» **EXERCISE AIM**
Every line of the records below that holds the word "Antibacterial" should be copied out.

» **Transcribed page data**
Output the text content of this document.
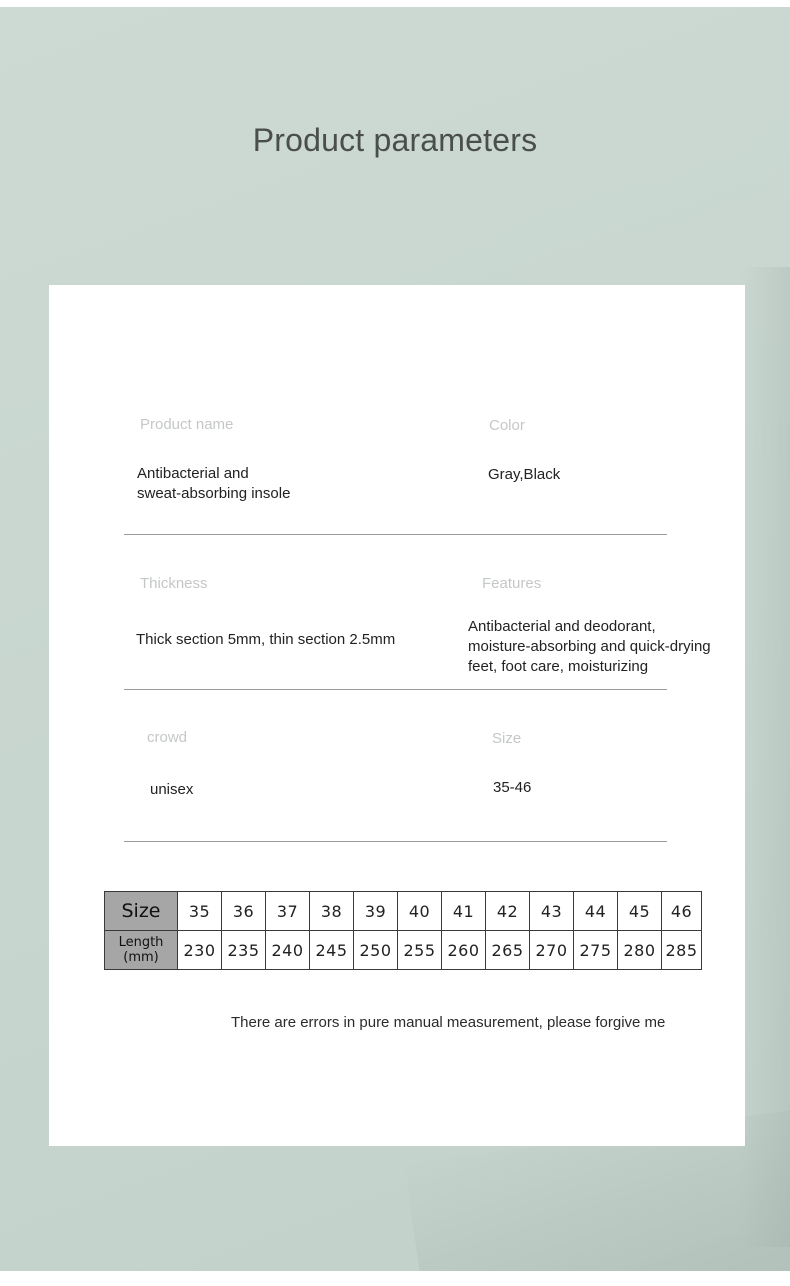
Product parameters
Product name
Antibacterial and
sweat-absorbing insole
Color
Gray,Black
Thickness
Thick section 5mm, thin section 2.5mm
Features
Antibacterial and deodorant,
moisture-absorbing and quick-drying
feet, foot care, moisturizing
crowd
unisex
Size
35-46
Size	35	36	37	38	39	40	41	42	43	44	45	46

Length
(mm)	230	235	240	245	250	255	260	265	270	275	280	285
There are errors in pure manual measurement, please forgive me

---

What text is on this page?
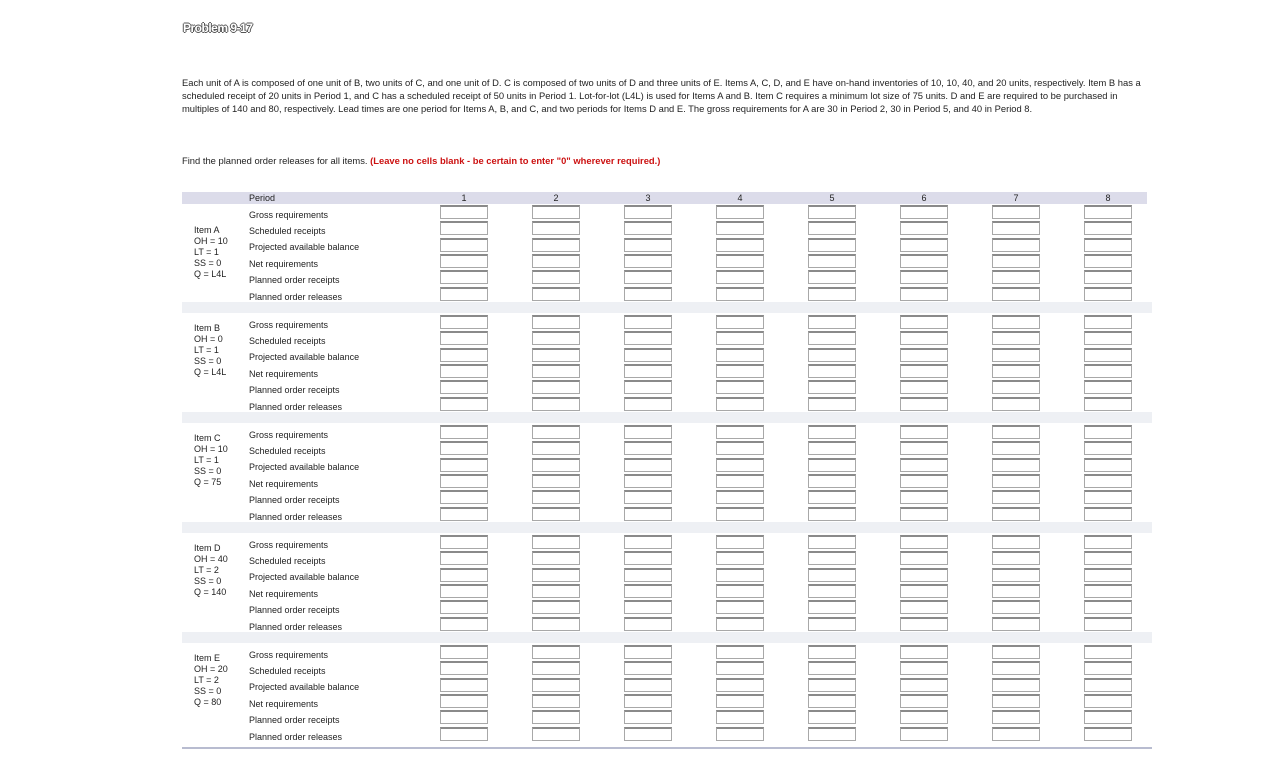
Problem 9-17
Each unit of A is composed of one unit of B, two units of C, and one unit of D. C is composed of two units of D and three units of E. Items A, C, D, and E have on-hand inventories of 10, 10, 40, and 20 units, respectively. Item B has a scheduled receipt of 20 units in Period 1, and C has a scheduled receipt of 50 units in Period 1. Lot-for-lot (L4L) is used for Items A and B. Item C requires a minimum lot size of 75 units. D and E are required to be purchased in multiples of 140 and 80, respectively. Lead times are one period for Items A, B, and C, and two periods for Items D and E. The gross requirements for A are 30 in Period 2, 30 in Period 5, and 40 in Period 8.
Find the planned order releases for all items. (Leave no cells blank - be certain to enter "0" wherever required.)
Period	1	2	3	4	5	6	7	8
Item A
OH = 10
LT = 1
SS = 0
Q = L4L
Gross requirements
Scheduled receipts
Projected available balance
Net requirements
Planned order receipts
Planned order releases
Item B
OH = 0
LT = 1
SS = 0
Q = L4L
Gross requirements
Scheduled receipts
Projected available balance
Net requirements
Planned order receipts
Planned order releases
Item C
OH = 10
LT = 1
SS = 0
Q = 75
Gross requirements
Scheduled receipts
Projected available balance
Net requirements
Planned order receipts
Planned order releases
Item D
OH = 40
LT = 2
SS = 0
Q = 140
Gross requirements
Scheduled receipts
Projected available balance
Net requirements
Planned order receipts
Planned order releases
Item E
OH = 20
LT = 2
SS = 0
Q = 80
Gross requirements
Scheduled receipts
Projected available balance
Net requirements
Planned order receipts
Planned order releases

» **TASK ANSWER**
Antibacterial and
Antibacterial and deodorant,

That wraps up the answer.